* _Problem_
Print the records below verbatim.

Figure dataset records:

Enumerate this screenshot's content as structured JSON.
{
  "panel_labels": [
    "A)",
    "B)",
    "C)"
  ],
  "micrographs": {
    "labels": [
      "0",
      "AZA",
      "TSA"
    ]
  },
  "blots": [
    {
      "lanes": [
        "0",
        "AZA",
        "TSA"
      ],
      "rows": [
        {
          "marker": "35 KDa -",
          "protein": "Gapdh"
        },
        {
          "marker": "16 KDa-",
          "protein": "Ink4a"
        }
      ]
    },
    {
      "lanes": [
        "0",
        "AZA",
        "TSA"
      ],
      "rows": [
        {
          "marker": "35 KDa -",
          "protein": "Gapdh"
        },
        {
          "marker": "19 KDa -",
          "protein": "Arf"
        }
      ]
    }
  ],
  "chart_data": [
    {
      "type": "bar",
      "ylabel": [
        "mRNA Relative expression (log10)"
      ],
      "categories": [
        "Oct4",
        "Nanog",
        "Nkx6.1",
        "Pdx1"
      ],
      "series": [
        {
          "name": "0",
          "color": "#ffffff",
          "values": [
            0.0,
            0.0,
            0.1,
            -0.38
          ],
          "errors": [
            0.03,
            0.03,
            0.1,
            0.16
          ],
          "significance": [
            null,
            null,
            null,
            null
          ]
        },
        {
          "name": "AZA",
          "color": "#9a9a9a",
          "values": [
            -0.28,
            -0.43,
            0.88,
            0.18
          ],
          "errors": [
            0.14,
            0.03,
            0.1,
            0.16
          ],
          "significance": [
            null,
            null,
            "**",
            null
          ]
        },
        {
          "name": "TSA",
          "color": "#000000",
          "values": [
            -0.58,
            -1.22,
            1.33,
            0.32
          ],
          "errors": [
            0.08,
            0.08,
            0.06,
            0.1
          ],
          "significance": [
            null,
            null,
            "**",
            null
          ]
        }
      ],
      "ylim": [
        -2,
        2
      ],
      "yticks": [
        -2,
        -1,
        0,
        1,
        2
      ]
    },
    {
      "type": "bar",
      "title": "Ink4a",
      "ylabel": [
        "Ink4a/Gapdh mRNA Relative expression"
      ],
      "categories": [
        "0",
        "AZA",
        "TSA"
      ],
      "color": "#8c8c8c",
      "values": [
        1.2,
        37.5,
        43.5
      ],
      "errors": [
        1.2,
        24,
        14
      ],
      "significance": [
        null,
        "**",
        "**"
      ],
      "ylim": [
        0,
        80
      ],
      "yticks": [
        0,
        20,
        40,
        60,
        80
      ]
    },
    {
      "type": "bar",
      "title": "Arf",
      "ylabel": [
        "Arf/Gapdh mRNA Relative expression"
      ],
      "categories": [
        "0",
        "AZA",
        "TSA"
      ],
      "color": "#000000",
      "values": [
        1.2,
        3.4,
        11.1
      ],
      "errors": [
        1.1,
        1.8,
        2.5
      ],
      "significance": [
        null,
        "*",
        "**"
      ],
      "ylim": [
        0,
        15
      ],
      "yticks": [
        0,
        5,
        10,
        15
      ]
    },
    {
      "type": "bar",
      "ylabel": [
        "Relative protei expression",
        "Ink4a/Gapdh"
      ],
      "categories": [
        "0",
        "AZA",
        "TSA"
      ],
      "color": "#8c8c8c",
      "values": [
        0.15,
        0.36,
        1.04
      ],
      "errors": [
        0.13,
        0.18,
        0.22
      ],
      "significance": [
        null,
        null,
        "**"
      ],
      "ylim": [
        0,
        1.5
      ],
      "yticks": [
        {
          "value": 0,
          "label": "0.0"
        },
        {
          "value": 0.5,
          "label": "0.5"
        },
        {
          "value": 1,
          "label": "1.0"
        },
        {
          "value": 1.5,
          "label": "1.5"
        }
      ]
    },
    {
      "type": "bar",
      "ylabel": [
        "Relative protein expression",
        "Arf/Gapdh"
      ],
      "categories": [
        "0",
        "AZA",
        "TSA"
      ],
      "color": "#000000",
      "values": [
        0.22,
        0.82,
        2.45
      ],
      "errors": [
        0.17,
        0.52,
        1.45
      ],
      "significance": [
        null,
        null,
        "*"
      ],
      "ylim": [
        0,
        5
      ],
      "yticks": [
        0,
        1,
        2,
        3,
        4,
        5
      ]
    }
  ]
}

* _Task result_
Enumerate this screenshot's content as structured JSON.
{
  "panel_labels": [
    "A)",
    "B)",
    "C)"
  ],
  "micrographs": {
    "labels": [
      "0",
      "AZA",
      "TSA"
    ]
  },
  "blots": [
    {
      "lanes": [
        "0",
        "AZA",
        "TSA"
      ],
      "rows": [
        {
          "marker": "35 KDa -",
          "protein": "Gapdh"
        },
        {
          "marker": "16 KDa-",
          "protein": "Ink4a"
        }
      ]
    },
    {
      "lanes": [
        "0",
        "AZA",
        "TSA"
      ],
      "rows": [
        {
          "marker": "35 KDa -",
          "protein": "Gapdh"
        },
        {
          "marker": "19 KDa -",
          "protein": "Arf"
        }
      ]
    }
  ],
  "chart_data": [
    {
      "type": "bar",
      "ylabel": [
        "mRNA Relative expression (log10)"
      ],
      "categories": [
        "Oct4",
        "Nanog",
        "Nkx6.1",
        "Pdx1"
      ],
      "series": [
        {
          "name": "0",
          "color": "#ffffff",
          "values": [
            0.0,
            0.0,
            0.1,
            -0.38
          ],
          "errors": [
            0.03,
            0.03,
            0.1,
            0.16
          ],
          "significance": [
            null,
            null,
            null,
            null
          ]
        },
        {
          "name": "AZA",
          "color": "#9a9a9a",
          "values": [
            -0.28,
            -0.43,
            0.88,
            0.18
          ],
          "errors": [
            0.14,
            0.03,
            0.1,
            0.16
          ],
          "significance": [
            null,
            null,
            "**",
            null
          ]
        },
        {
          "name": "TSA",
          "color": "#000000",
          "values": [
            -0.58,
            -1.22,
            1.33,
            0.32
          ],
          "errors": [
            0.08,
            0.08,
            0.06,
            0.1
          ],
          "significance": [
            null,
            null,
            "**",
            null
          ]
        }
      ],
      "ylim": [
        -2,
        2
      ],
      "yticks": [
        -2,
        -1,
        0,
        1,
        2
      ]
    },
    {
      "type": "bar",
      "title": "Ink4a",
      "ylabel": [
        "Ink4a/Gapdh mRNA Relative expression"
      ],
      "categories": [
        "0",
        "AZA",
        "TSA"
      ],
      "color": "#8c8c8c",
      "values": [
        1.2,
        37.5,
        43.5
      ],
      "errors": [
        1.2,
        24,
        14
      ],
      "significance": [
        null,
        "**",
        "**"
      ],
      "ylim": [
        0,
        80
      ],
      "yticks": [
        0,
        20,
        40,
        60,
        80
      ]
    },
    {
      "type": "bar",
      "title": "Arf",
      "ylabel": [
        "Arf/Gapdh mRNA Relative expression"
      ],
      "categories": [
        "0",
        "AZA",
        "TSA"
      ],
      "color": "#000000",
      "values": [
        1.2,
        3.4,
        11.1
      ],
      "errors": [
        1.1,
        1.8,
        2.5
      ],
      "significance": [
        null,
        "*",
        "**"
      ],
      "ylim": [
        0,
        15
      ],
      "yticks": [
        0,
        5,
        10,
        15
      ]
    },
    {
      "type": "bar",
      "ylabel": [
        "Relative protei expression",
        "Ink4a/Gapdh"
      ],
      "categories": [
        "0",
        "AZA",
        "TSA"
      ],
      "color": "#8c8c8c",
      "values": [
        0.15,
        0.36,
        1.04
      ],
      "errors": [
        0.13,
        0.18,
        0.22
      ],
      "significance": [
        null,
        null,
        "**"
      ],
      "ylim": [
        0,
        1.5
      ],
      "yticks": [
        {
          "value": 0,
          "label": "0.0"
        },
        {
          "value": 0.5,
          "label": "0.5"
        },
        {
          "value": 1,
          "label": "1.0"
        },
        {
          "value": 1.5,
          "label": "1.5"
        }
      ]
    },
    {
      "type": "bar",
      "ylabel": [
        "Relative protein expression",
        "Arf/Gapdh"
      ],
      "categories": [
        "0",
        "AZA",
        "TSA"
      ],
      "color": "#000000",
      "values": [
        0.22,
        0.82,
        2.45
      ],
      "errors": [
        0.17,
        0.52,
        1.45
      ],
      "significance": [
        null,
        null,
        "*"
      ],
      "ylim": [
        0,
        5
      ],
      "yticks": [
        0,
        1,
        2,
        3,
        4,
        5
      ]
    }
  ]
}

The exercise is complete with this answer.